— begin —

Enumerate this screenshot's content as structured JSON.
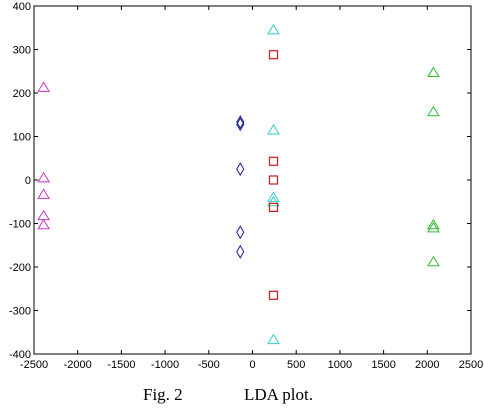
{
  "caption": {
    "figure": "Fig. 2",
    "title": "LDA plot."
  },
  "chart_data": {
    "type": "scatter",
    "xlim": [
      -2500,
      2500
    ],
    "ylim": [
      -400,
      400
    ],
    "xticks": [
      -2500,
      -2000,
      -1500,
      -1000,
      -500,
      0,
      500,
      1000,
      1500,
      2000,
      2500
    ],
    "yticks": [
      -400,
      -300,
      -200,
      -100,
      0,
      100,
      200,
      300,
      400
    ],
    "grid": false,
    "series": [
      {
        "marker": "triangle",
        "color": "#cc33cc",
        "points": [
          [
            -2390,
            213
          ],
          [
            -2390,
            5
          ],
          [
            -2390,
            -33
          ],
          [
            -2390,
            -82
          ],
          [
            -2390,
            -103
          ]
        ]
      },
      {
        "marker": "diamond",
        "color": "#1a1aa0",
        "points": [
          [
            -140,
            133
          ],
          [
            -140,
            128
          ],
          [
            -140,
            25
          ],
          [
            -140,
            -120
          ],
          [
            -140,
            -165
          ]
        ]
      },
      {
        "marker": "triangle",
        "color": "#33cccc",
        "points": [
          [
            240,
            345
          ],
          [
            240,
            115
          ],
          [
            240,
            -40
          ],
          [
            240,
            -50
          ],
          [
            240,
            -367
          ]
        ]
      },
      {
        "marker": "square",
        "color": "#cc1a1a",
        "points": [
          [
            240,
            288
          ],
          [
            240,
            43
          ],
          [
            240,
            0
          ],
          [
            240,
            -63
          ],
          [
            240,
            -265
          ]
        ]
      },
      {
        "marker": "triangle",
        "color": "#33bb33",
        "points": [
          [
            2070,
            247
          ],
          [
            2070,
            157
          ],
          [
            2070,
            -103
          ],
          [
            2070,
            -110
          ],
          [
            2070,
            -188
          ]
        ]
      }
    ]
  }
}
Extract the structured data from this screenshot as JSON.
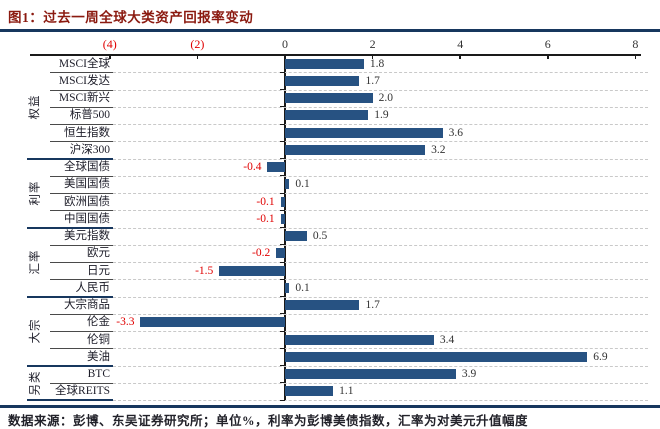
{
  "title": "图1：过去一周全球大类资产回报率变动",
  "footer": "数据来源：彭博、东吴证券研究所；单位%，利率为彭博美债指数，汇率为对美元升值幅度",
  "colors": {
    "bar": "#275282",
    "title": "#8b1a10",
    "negative_label": "#e00000",
    "positive_label": "#333333",
    "axis": "#1a1a1a",
    "rule": "#17375e",
    "grid": "#c9c9c9"
  },
  "chart_data": {
    "type": "bar",
    "orientation": "horizontal",
    "unit": "%",
    "xlim": [
      -6,
      8
    ],
    "grid": "dashed-horizontal",
    "xticks": [
      {
        "value": -4,
        "label": "(4)",
        "negative": true
      },
      {
        "value": -2,
        "label": "(2)",
        "negative": true
      },
      {
        "value": 0,
        "label": "0",
        "negative": false
      },
      {
        "value": 2,
        "label": "2",
        "negative": false
      },
      {
        "value": 4,
        "label": "4",
        "negative": false
      },
      {
        "value": 6,
        "label": "6",
        "negative": false
      },
      {
        "value": 8,
        "label": "8",
        "negative": false
      }
    ],
    "groups": [
      {
        "name": "权益",
        "items": [
          {
            "label": "MSCI全球",
            "value": 1.8
          },
          {
            "label": "MSCI发达",
            "value": 1.7
          },
          {
            "label": "MSCI新兴",
            "value": 2.0
          },
          {
            "label": "标普500",
            "value": 1.9
          },
          {
            "label": "恒生指数",
            "value": 3.6
          },
          {
            "label": "沪深300",
            "value": 3.2
          }
        ]
      },
      {
        "name": "利率",
        "items": [
          {
            "label": "全球国债",
            "value": -0.4
          },
          {
            "label": "美国国债",
            "value": 0.1
          },
          {
            "label": "欧洲国债",
            "value": -0.1
          },
          {
            "label": "中国国债",
            "value": -0.1
          }
        ]
      },
      {
        "name": "汇率",
        "items": [
          {
            "label": "美元指数",
            "value": 0.5
          },
          {
            "label": "欧元",
            "value": -0.2
          },
          {
            "label": "日元",
            "value": -1.5
          },
          {
            "label": "人民币",
            "value": 0.1
          }
        ]
      },
      {
        "name": "大宗",
        "items": [
          {
            "label": "大宗商品",
            "value": 1.7
          },
          {
            "label": "伦金",
            "value": -3.3
          },
          {
            "label": "伦铜",
            "value": 3.4
          },
          {
            "label": "美油",
            "value": 6.9
          }
        ]
      },
      {
        "name": "另类",
        "items": [
          {
            "label": "BTC",
            "value": 3.9
          },
          {
            "label": "全球REITS",
            "value": 1.1
          }
        ]
      }
    ]
  }
}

— end —

Only the number is wanted: how many lines in the entries above contain the string "title"?

3